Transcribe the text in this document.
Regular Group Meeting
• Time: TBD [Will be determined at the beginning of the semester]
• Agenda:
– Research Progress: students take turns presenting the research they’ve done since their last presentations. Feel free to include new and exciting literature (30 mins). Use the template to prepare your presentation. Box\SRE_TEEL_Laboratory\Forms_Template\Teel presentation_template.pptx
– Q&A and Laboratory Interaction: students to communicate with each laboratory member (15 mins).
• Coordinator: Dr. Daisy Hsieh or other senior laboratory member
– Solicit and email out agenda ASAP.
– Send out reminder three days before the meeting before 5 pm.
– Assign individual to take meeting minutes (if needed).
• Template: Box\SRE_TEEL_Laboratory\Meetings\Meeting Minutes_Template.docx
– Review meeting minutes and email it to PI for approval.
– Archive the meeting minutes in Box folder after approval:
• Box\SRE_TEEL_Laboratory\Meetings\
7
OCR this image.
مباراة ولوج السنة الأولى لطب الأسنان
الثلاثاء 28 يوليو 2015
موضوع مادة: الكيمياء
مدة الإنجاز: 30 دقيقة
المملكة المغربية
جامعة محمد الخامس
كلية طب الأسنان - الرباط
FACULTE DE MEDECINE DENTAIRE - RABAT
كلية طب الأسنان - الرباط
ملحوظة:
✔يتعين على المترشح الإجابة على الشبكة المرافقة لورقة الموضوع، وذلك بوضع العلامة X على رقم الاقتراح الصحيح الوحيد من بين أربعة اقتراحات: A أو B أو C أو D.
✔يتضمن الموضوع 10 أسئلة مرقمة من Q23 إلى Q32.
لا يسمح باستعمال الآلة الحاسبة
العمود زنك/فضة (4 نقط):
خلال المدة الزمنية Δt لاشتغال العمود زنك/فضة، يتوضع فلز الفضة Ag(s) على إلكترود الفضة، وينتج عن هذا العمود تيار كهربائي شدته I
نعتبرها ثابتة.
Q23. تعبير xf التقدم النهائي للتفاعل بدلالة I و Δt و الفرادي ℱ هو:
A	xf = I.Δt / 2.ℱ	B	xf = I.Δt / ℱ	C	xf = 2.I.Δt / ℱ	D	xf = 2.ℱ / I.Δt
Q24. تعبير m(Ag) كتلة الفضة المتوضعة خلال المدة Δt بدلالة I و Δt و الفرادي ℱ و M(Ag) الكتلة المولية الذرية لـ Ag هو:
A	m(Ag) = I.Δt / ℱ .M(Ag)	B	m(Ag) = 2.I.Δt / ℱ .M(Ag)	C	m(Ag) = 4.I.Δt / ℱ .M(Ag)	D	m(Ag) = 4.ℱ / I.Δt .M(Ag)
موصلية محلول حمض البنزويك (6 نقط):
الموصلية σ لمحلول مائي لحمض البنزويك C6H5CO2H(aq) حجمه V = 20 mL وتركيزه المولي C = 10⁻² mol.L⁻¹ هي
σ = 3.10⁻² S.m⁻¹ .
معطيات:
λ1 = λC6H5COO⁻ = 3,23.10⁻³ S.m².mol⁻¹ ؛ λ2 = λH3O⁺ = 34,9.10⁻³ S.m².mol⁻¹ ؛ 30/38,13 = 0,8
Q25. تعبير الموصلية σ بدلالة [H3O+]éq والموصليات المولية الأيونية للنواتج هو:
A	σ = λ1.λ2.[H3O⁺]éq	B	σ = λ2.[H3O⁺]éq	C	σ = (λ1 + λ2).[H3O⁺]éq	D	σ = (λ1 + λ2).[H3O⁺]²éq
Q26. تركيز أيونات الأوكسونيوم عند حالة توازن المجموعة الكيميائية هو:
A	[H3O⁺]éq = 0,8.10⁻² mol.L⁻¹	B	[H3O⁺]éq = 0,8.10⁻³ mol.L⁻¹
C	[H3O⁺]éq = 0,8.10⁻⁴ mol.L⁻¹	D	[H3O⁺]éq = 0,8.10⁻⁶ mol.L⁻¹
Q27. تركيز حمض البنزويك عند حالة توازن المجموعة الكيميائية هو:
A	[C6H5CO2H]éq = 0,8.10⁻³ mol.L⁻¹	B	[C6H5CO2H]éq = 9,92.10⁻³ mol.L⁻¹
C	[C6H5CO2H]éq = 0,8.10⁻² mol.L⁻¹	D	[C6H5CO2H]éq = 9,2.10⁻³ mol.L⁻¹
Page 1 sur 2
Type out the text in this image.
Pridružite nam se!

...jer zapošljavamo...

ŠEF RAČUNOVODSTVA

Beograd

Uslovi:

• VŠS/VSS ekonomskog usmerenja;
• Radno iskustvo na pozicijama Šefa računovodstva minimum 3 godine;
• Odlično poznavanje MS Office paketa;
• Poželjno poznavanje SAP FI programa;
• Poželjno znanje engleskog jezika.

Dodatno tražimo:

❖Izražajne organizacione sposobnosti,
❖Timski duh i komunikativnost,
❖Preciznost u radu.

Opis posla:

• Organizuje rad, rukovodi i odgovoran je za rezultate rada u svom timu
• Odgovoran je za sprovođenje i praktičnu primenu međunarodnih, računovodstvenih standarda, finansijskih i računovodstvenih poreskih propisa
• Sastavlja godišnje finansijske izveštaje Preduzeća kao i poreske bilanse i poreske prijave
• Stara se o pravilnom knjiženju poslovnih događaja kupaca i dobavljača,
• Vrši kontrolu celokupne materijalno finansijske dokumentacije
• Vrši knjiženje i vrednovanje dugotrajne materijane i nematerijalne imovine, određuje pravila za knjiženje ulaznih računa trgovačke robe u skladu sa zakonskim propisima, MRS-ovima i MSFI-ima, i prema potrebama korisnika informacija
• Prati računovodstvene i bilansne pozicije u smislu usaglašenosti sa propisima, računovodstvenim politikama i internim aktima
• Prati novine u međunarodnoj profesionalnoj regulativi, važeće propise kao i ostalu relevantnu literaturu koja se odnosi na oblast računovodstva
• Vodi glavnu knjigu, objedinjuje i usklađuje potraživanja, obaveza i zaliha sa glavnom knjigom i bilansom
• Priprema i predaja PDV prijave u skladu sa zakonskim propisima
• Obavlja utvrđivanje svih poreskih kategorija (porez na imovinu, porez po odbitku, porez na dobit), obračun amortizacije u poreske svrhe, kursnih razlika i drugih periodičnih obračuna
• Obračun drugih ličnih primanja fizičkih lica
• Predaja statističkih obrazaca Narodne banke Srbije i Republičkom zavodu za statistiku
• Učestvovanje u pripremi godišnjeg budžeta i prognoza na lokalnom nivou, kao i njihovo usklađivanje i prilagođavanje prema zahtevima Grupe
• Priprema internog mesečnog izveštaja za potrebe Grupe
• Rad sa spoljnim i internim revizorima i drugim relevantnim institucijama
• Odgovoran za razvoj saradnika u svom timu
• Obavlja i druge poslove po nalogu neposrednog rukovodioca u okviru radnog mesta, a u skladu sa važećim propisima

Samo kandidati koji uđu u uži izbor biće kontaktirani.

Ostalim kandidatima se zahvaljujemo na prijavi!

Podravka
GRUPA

WHAT YOU WILL DO:
Every line above should be written out again exactly as it stands.

OUTPUT BELOW:
Transcribe the text in this document.
Regular Group Meeting
• Time: TBD [Will be determined at the beginning of the semester]
• Agenda:
– Research Progress: students take turns presenting the research they’ve done since their last presentations. Feel free to include new and exciting literature (30 mins). Use the template to prepare your presentation. Box\SRE_TEEL_Laboratory\Forms_Template\Teel presentation_template.pptx
– Q&A and Laboratory Interaction: students to communicate with each laboratory member (15 mins).
• Coordinator: Dr. Daisy Hsieh or other senior laboratory member
– Solicit and email out agenda ASAP.
– Send out reminder three days before the meeting before 5 pm.
– Assign individual to take meeting minutes (if needed).
• Template: Box\SRE_TEEL_Laboratory\Meetings\Meeting Minutes_Template.docx
– Review meeting minutes and email it to PI for approval.
– Archive the meeting minutes in Box folder after approval:
• Box\SRE_TEEL_Laboratory\Meetings\
7
OCR this image.
مباراة ولوج السنة الأولى لطب الأسنان
الثلاثاء 28 يوليو 2015
موضوع مادة: الكيمياء
مدة الإنجاز: 30 دقيقة
المملكة المغربية
جامعة محمد الخامس
كلية طب الأسنان - الرباط
FACULTE DE MEDECINE DENTAIRE - RABAT
كلية طب الأسنان - الرباط
ملحوظة:
✔يتعين على المترشح الإجابة على الشبكة المرافقة لورقة الموضوع، وذلك بوضع العلامة X على رقم الاقتراح الصحيح الوحيد من بين أربعة اقتراحات: A أو B أو C أو D.
✔يتضمن الموضوع 10 أسئلة مرقمة من Q23 إلى Q32.
لا يسمح باستعمال الآلة الحاسبة
العمود زنك/فضة (4 نقط):
خلال المدة الزمنية Δt لاشتغال العمود زنك/فضة، يتوضع فلز الفضة Ag(s) على إلكترود الفضة، وينتج عن هذا العمود تيار كهربائي شدته I
نعتبرها ثابتة.
Q23. تعبير xf التقدم النهائي للتفاعل بدلالة I و Δt و الفرادي ℱ هو:
A	xf = I.Δt / 2.ℱ	B	xf = I.Δt / ℱ	C	xf = 2.I.Δt / ℱ	D	xf = 2.ℱ / I.Δt
Q24. تعبير m(Ag) كتلة الفضة المتوضعة خلال المدة Δt بدلالة I و Δt و الفرادي ℱ و M(Ag) الكتلة المولية الذرية لـ Ag هو:
A	m(Ag) = I.Δt / ℱ .M(Ag)	B	m(Ag) = 2.I.Δt / ℱ .M(Ag)	C	m(Ag) = 4.I.Δt / ℱ .M(Ag)	D	m(Ag) = 4.ℱ / I.Δt .M(Ag)
موصلية محلول حمض البنزويك (6 نقط):
الموصلية σ لمحلول مائي لحمض البنزويك C6H5CO2H(aq) حجمه V = 20 mL وتركيزه المولي C = 10⁻² mol.L⁻¹ هي
σ = 3.10⁻² S.m⁻¹ .
معطيات:
λ1 = λC6H5COO⁻ = 3,23.10⁻³ S.m².mol⁻¹ ؛ λ2 = λH3O⁺ = 34,9.10⁻³ S.m².mol⁻¹ ؛ 30/38,13 = 0,8
Q25. تعبير الموصلية σ بدلالة [H3O+]éq والموصليات المولية الأيونية للنواتج هو:
A	σ = λ1.λ2.[H3O⁺]éq	B	σ = λ2.[H3O⁺]éq	C	σ = (λ1 + λ2).[H3O⁺]éq	D	σ = (λ1 + λ2).[H3O⁺]²éq
Q26. تركيز أيونات الأوكسونيوم عند حالة توازن المجموعة الكيميائية هو:
A	[H3O⁺]éq = 0,8.10⁻² mol.L⁻¹	B	[H3O⁺]éq = 0,8.10⁻³ mol.L⁻¹
C	[H3O⁺]éq = 0,8.10⁻⁴ mol.L⁻¹	D	[H3O⁺]éq = 0,8.10⁻⁶ mol.L⁻¹
Q27. تركيز حمض البنزويك عند حالة توازن المجموعة الكيميائية هو:
A	[C6H5CO2H]éq = 0,8.10⁻³ mol.L⁻¹	B	[C6H5CO2H]éq = 9,92.10⁻³ mol.L⁻¹
C	[C6H5CO2H]éq = 0,8.10⁻² mol.L⁻¹	D	[C6H5CO2H]éq = 9,2.10⁻³ mol.L⁻¹
Page 1 sur 2
Type out the text in this image.
Pridružite nam se!

...jer zapošljavamo...

ŠEF RAČUNOVODSTVA

Beograd

Uslovi:

• VŠS/VSS ekonomskog usmerenja;
• Radno iskustvo na pozicijama Šefa računovodstva minimum 3 godine;
• Odlično poznavanje MS Office paketa;
• Poželjno poznavanje SAP FI programa;
• Poželjno znanje engleskog jezika.

Dodatno tražimo:

❖Izražajne organizacione sposobnosti,
❖Timski duh i komunikativnost,
❖Preciznost u radu.

Opis posla:

• Organizuje rad, rukovodi i odgovoran je za rezultate rada u svom timu
• Odgovoran je za sprovođenje i praktičnu primenu međunarodnih, računovodstvenih standarda, finansijskih i računovodstvenih poreskih propisa
• Sastavlja godišnje finansijske izveštaje Preduzeća kao i poreske bilanse i poreske prijave
• Stara se o pravilnom knjiženju poslovnih događaja kupaca i dobavljača,
• Vrši kontrolu celokupne materijalno finansijske dokumentacije
• Vrši knjiženje i vrednovanje dugotrajne materijane i nematerijalne imovine, određuje pravila za knjiženje ulaznih računa trgovačke robe u skladu sa zakonskim propisima, MRS-ovima i MSFI-ima, i prema potrebama korisnika informacija
• Prati računovodstvene i bilansne pozicije u smislu usaglašenosti sa propisima, računovodstvenim politikama i internim aktima
• Prati novine u međunarodnoj profesionalnoj regulativi, važeće propise kao i ostalu relevantnu literaturu koja se odnosi na oblast računovodstva
• Vodi glavnu knjigu, objedinjuje i usklađuje potraživanja, obaveza i zaliha sa glavnom knjigom i bilansom
• Priprema i predaja PDV prijave u skladu sa zakonskim propisima
• Obavlja utvrđivanje svih poreskih kategorija (porez na imovinu, porez po odbitku, porez na dobit), obračun amortizacije u poreske svrhe, kursnih razlika i drugih periodičnih obračuna
• Obračun drugih ličnih primanja fizičkih lica
• Predaja statističkih obrazaca Narodne banke Srbije i Republičkom zavodu za statistiku
• Učestvovanje u pripremi godišnjeg budžeta i prognoza na lokalnom nivou, kao i njihovo usklađivanje i prilagođavanje prema zahtevima Grupe
• Priprema internog mesečnog izveštaja za potrebe Grupe
• Rad sa spoljnim i internim revizorima i drugim relevantnim institucijama
• Odgovoran za razvoj saradnika u svom timu
• Obavlja i druge poslove po nalogu neposrednog rukovodioca u okviru radnog mesta, a u skladu sa važećim propisima

Samo kandidati koji uđu u uži izbor biće kontaktirani.

Ostalim kandidatima se zahvaljujemo na prijavi!

Podravka
GRUPA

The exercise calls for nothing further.